WHAT THE TASK REQUIRES:
In the data that follows, count each line holding the string "JSON"; answer with the number only.

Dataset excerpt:
• • • • •
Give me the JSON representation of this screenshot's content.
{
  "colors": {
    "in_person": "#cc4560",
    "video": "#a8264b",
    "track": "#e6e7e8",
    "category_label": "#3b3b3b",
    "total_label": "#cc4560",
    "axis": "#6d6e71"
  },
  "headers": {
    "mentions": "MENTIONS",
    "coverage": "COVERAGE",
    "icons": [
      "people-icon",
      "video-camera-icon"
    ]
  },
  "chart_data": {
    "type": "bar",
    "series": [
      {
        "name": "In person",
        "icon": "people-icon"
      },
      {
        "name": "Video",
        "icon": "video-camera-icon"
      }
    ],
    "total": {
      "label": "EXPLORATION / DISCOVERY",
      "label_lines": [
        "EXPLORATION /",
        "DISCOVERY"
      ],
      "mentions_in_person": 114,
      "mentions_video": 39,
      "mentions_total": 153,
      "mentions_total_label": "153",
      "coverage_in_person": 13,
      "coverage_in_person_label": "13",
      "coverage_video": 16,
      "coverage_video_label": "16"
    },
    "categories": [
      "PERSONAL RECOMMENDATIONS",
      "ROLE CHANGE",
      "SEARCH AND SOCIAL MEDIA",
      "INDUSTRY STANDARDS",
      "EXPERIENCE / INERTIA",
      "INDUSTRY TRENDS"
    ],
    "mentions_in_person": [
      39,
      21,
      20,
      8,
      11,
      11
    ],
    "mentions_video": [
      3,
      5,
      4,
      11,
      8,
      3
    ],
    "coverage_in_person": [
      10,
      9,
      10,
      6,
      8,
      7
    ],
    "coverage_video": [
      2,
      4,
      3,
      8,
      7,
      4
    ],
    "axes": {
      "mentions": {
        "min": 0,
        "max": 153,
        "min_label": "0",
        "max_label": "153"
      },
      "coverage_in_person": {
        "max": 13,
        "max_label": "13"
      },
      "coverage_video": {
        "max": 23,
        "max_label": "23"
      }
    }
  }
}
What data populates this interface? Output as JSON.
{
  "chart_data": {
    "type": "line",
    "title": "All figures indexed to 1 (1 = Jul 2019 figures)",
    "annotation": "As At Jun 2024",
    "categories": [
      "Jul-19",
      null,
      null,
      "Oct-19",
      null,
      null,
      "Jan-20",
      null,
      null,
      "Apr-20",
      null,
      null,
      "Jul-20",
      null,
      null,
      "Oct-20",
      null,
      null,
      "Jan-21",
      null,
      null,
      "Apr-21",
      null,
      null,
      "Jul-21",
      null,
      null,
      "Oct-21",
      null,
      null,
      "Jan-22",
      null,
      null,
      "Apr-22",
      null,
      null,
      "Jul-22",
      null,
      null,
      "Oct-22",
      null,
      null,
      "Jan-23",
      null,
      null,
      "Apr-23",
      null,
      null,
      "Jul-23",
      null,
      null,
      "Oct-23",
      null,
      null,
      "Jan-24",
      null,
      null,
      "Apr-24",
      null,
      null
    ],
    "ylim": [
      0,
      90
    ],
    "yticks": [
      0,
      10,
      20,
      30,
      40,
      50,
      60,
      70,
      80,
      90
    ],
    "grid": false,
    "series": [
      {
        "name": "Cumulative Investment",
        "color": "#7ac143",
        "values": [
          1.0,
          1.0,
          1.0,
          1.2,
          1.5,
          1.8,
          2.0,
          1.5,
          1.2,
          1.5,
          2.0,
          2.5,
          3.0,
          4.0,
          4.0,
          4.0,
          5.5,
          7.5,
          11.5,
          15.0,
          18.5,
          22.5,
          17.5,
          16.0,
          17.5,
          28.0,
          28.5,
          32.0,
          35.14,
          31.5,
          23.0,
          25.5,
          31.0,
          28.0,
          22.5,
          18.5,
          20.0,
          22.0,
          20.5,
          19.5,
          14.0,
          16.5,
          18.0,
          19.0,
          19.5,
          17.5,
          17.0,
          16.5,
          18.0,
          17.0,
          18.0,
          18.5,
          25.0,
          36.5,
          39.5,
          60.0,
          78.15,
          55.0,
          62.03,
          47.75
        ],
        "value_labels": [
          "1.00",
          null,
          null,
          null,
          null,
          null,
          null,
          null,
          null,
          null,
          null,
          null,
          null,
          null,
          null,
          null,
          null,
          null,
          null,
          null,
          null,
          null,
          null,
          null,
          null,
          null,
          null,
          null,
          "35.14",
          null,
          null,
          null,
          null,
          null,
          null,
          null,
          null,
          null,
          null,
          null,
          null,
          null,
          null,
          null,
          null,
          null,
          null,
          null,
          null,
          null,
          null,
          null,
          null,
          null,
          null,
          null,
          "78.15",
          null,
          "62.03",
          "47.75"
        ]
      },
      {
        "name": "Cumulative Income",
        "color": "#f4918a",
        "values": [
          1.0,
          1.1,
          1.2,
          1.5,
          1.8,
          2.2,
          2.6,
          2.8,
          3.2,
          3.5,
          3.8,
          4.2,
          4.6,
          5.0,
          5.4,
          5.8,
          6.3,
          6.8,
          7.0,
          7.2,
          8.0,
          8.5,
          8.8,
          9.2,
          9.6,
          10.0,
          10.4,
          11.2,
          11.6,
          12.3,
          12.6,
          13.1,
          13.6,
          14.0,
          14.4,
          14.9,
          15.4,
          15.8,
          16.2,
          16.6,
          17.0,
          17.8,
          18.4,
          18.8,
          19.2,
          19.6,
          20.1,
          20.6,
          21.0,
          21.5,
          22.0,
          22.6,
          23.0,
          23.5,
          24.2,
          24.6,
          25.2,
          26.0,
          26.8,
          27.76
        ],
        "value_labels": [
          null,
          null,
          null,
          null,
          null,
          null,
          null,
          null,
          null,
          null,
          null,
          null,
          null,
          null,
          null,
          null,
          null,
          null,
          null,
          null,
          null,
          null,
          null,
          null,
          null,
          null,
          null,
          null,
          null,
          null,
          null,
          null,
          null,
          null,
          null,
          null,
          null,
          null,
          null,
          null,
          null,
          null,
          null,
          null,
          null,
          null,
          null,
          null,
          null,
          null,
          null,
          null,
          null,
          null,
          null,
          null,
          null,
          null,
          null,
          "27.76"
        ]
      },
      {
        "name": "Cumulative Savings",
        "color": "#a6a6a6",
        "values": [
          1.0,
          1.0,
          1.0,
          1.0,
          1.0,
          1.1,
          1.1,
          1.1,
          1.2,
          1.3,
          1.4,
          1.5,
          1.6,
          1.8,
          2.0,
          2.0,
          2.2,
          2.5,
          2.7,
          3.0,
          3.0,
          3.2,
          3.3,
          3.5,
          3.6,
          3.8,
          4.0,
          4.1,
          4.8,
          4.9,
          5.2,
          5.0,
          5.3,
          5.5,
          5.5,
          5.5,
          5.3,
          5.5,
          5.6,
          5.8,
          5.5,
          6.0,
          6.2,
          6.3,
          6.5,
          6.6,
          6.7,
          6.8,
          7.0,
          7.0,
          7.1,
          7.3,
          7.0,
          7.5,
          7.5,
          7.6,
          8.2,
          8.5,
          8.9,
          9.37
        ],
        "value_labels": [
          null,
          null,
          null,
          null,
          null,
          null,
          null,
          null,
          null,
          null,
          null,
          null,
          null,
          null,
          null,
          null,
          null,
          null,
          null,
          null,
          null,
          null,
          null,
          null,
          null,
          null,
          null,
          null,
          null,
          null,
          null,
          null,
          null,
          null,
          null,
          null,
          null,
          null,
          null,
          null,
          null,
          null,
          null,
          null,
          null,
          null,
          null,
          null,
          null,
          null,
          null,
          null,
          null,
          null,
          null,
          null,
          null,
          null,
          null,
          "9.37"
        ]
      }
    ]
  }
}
• • • • •
FULL SOLUTION:
2